__THE DATA__.

__________

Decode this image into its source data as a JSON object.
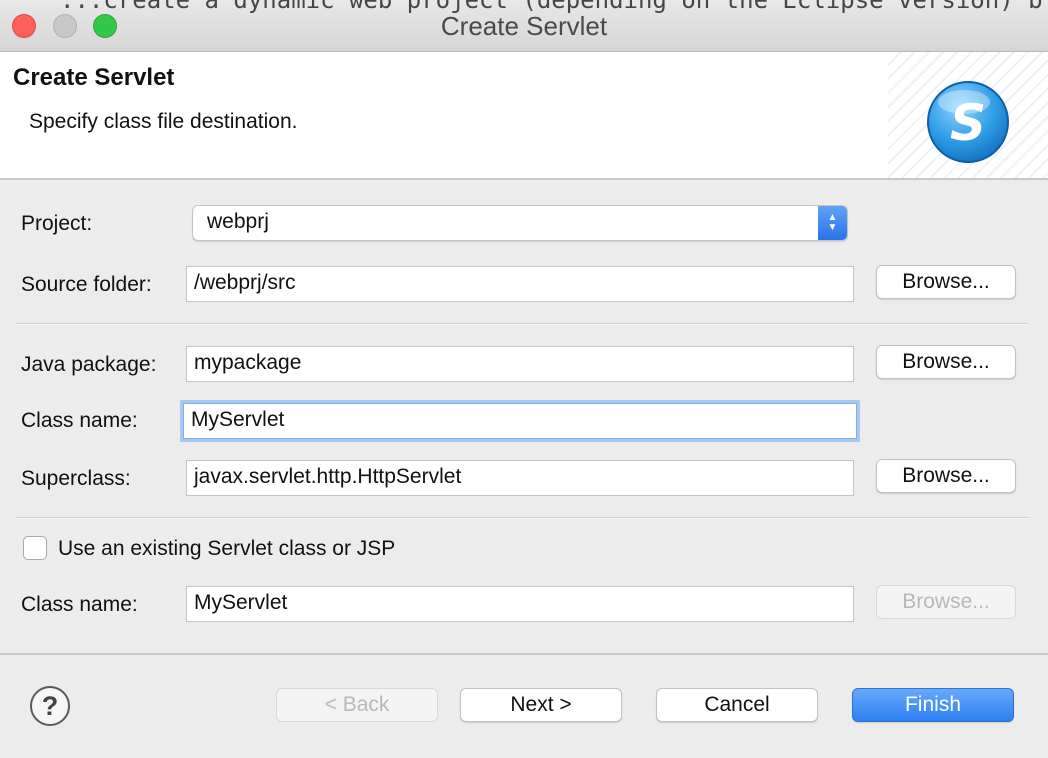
{
  "window": {
    "title": "Create Servlet",
    "background_text": "...create a dynamic web project (depending on the Eclipse version) b"
  },
  "header": {
    "title": "Create Servlet",
    "description": "Specify class file destination.",
    "logo_letter": "S"
  },
  "form": {
    "project_label": "Project:",
    "project_value": "webprj",
    "source_folder_label": "Source folder:",
    "source_folder_value": "/webprj/src",
    "java_package_label": "Java package:",
    "java_package_value": "mypackage",
    "class_name_label": "Class name:",
    "class_name_value": "MyServlet",
    "superclass_label": "Superclass:",
    "superclass_value": "javax.servlet.http.HttpServlet",
    "existing_checkbox_label": "Use an existing Servlet class or JSP",
    "existing_checked": false,
    "existing_class_name_label": "Class name:",
    "existing_class_name_value": "MyServlet",
    "browse_label": "Browse..."
  },
  "footer": {
    "help_label": "?",
    "back_label": "< Back",
    "next_label": "Next >",
    "cancel_label": "Cancel",
    "finish_label": "Finish"
  },
  "colors": {
    "accent": "#2d7ff0",
    "focus_ring": "#a7c8f0",
    "close": "#fc605c",
    "maximize": "#34c84a"
  }
}
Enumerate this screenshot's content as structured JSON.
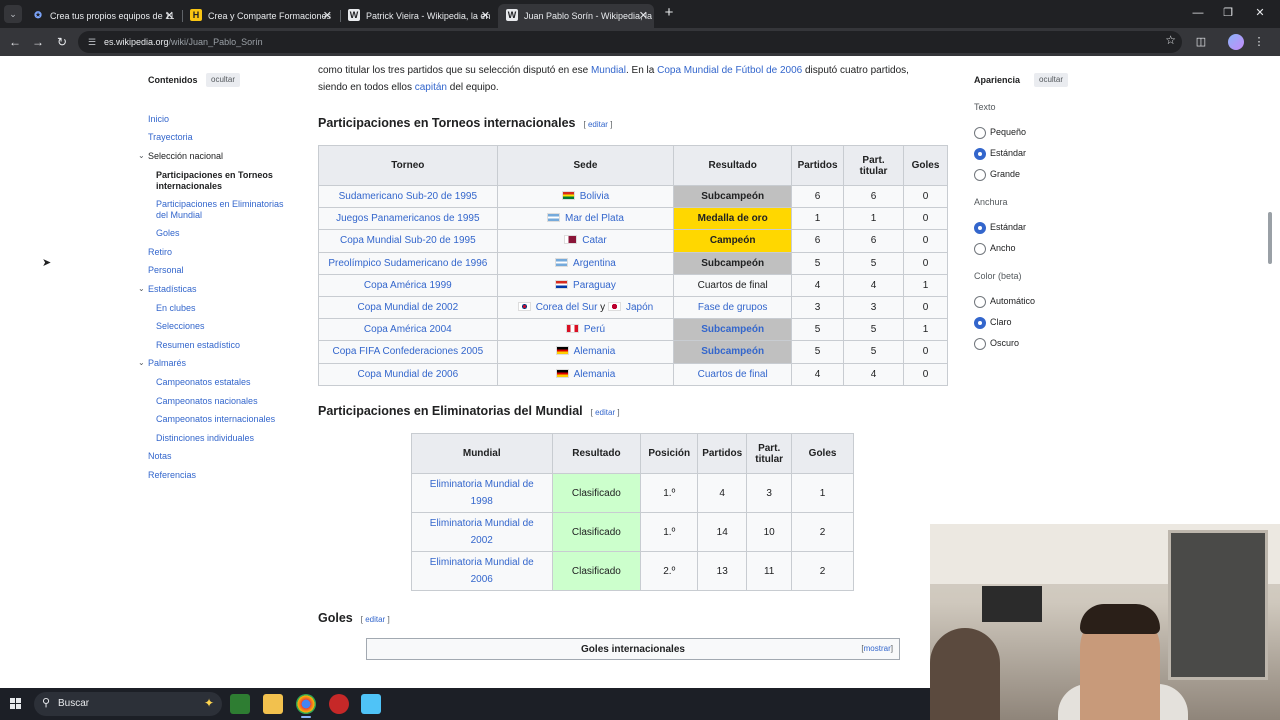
{
  "browser": {
    "tabs": [
      {
        "title": "Crea tus propios equipos de 11",
        "favicon": "team-favicon",
        "active": false
      },
      {
        "title": "Crea y Comparte Formaciones",
        "favicon": "h-favicon",
        "active": false
      },
      {
        "title": "Patrick Vieira - Wikipedia, la en",
        "favicon": "wikipedia-favicon",
        "active": false
      },
      {
        "title": "Juan Pablo Sorín - Wikipedia, la",
        "favicon": "wikipedia-favicon",
        "active": true
      }
    ],
    "url_domain": "es.wikipedia.org",
    "url_path": "/wiki/Juan_Pablo_Sorín"
  },
  "toc": {
    "title": "Contenidos",
    "hide_label": "ocultar",
    "items": [
      {
        "label": "Inicio",
        "level": 1
      },
      {
        "label": "Trayectoria",
        "level": 1
      },
      {
        "label": "Selección nacional",
        "level": 1,
        "expanded": true
      },
      {
        "label": "Participaciones en Torneos internacionales",
        "level": 2,
        "current": true
      },
      {
        "label": "Participaciones en Eliminatorias del Mundial",
        "level": 2
      },
      {
        "label": "Goles",
        "level": 2
      },
      {
        "label": "Retiro",
        "level": 1
      },
      {
        "label": "Personal",
        "level": 1
      },
      {
        "label": "Estadísticas",
        "level": 1,
        "expanded": true
      },
      {
        "label": "En clubes",
        "level": 2
      },
      {
        "label": "Selecciones",
        "level": 2
      },
      {
        "label": "Resumen estadístico",
        "level": 2
      },
      {
        "label": "Palmarés",
        "level": 1,
        "expanded": true
      },
      {
        "label": "Campeonatos estatales",
        "level": 2
      },
      {
        "label": "Campeonatos nacionales",
        "level": 2
      },
      {
        "label": "Campeonatos internacionales",
        "level": 2
      },
      {
        "label": "Distinciones individuales",
        "level": 2
      },
      {
        "label": "Notas",
        "level": 1
      },
      {
        "label": "Referencias",
        "level": 1
      }
    ]
  },
  "intro": {
    "line1_a": "como titular los tres partidos que su selección disputó en ese ",
    "line1_link1": "Mundial",
    "line1_b": ". En la ",
    "line1_link2": "Copa Mundial de Fútbol de 2006",
    "line1_c": " disputó cuatro partidos,",
    "line2_a": "siendo en todos ellos ",
    "line2_link": "capitán",
    "line2_b": " del equipo."
  },
  "section1": {
    "heading": "Participaciones en Torneos internacionales",
    "edit": "editar",
    "headers": [
      "Torneo",
      "Sede",
      "Resultado",
      "Partidos",
      "Part. titular",
      "Goles"
    ],
    "rows": [
      {
        "torneo": "Sudamericano Sub-20 de 1995",
        "sede": "Bolivia",
        "flag": "bolivia",
        "resultado": "Subcampeón",
        "style": "silver",
        "partidos": "6",
        "titular": "6",
        "goles": "0"
      },
      {
        "torneo": "Juegos Panamericanos de 1995",
        "sede": "Mar del Plata",
        "flag": "argentina",
        "resultado": "Medalla de oro",
        "style": "gold",
        "partidos": "1",
        "titular": "1",
        "goles": "0"
      },
      {
        "torneo": "Copa Mundial Sub-20 de 1995",
        "sede": "Catar",
        "flag": "qatar",
        "resultado": "Campeón",
        "style": "gold",
        "partidos": "6",
        "titular": "6",
        "goles": "0"
      },
      {
        "torneo": "Preolímpico Sudamericano de 1996",
        "sede": "Argentina",
        "flag": "argentina",
        "resultado": "Subcampeón",
        "style": "silver",
        "partidos": "5",
        "titular": "5",
        "goles": "0"
      },
      {
        "torneo": "Copa América 1999",
        "sede": "Paraguay",
        "flag": "paraguay",
        "resultado": "Cuartos de final",
        "style": "plain",
        "partidos": "4",
        "titular": "4",
        "goles": "1"
      },
      {
        "torneo": "Copa Mundial de 2002",
        "sede": "Corea del Sur",
        "sede_sep": " y ",
        "sede2": "Japón",
        "flag": "korea",
        "flag2": "japan",
        "resultado": "Fase de grupos",
        "style": "link",
        "partidos": "3",
        "titular": "3",
        "goles": "0"
      },
      {
        "torneo": "Copa América 2004",
        "sede": "Perú",
        "flag": "peru",
        "resultado": "Subcampeón",
        "style": "silver-link",
        "partidos": "5",
        "titular": "5",
        "goles": "1"
      },
      {
        "torneo": "Copa FIFA Confederaciones 2005",
        "sede": "Alemania",
        "flag": "germany",
        "resultado": "Subcampeón",
        "style": "silver-link",
        "partidos": "5",
        "titular": "5",
        "goles": "0"
      },
      {
        "torneo": "Copa Mundial de 2006",
        "sede": "Alemania",
        "flag": "germany",
        "resultado": "Cuartos de final",
        "style": "link",
        "partidos": "4",
        "titular": "4",
        "goles": "0"
      }
    ]
  },
  "section2": {
    "heading": "Participaciones en Eliminatorias del Mundial",
    "edit": "editar",
    "headers": [
      "Mundial",
      "Resultado",
      "Posición",
      "Partidos",
      "Part. titular",
      "Goles"
    ],
    "rows": [
      {
        "mundial": "Eliminatoria Mundial de 1998",
        "resultado": "Clasificado",
        "posicion": "1.º",
        "partidos": "4",
        "titular": "3",
        "goles": "1"
      },
      {
        "mundial": "Eliminatoria Mundial de 2002",
        "resultado": "Clasificado",
        "posicion": "1.º",
        "partidos": "14",
        "titular": "10",
        "goles": "2"
      },
      {
        "mundial": "Eliminatoria Mundial de 2006",
        "resultado": "Clasificado",
        "posicion": "2.º",
        "partidos": "13",
        "titular": "11",
        "goles": "2"
      }
    ]
  },
  "section3": {
    "heading": "Goles",
    "edit": "editar",
    "box_title": "Goles internacionales",
    "show_label": "mostrar"
  },
  "appearance": {
    "title": "Apariencia",
    "hide_label": "ocultar",
    "groups": [
      {
        "label": "Texto",
        "options": [
          {
            "label": "Pequeño",
            "checked": false
          },
          {
            "label": "Estándar",
            "checked": true
          },
          {
            "label": "Grande",
            "checked": false
          }
        ]
      },
      {
        "label": "Anchura",
        "options": [
          {
            "label": "Estándar",
            "checked": true
          },
          {
            "label": "Ancho",
            "checked": false
          }
        ]
      },
      {
        "label": "Color (beta)",
        "options": [
          {
            "label": "Automático",
            "checked": false
          },
          {
            "label": "Claro",
            "checked": true
          },
          {
            "label": "Oscuro",
            "checked": false
          }
        ]
      }
    ]
  },
  "taskbar": {
    "search_placeholder": "Buscar"
  }
}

__________

__TASK STATEMENT__. The lines to collect are those holding the string "Eliminatorias"; copy them all.

__RESULT FOR THIS TASK__.
        "label": "Participaciones en Eliminatorias del Mundial",
    "heading": "Participaciones en Eliminatorias del Mundial",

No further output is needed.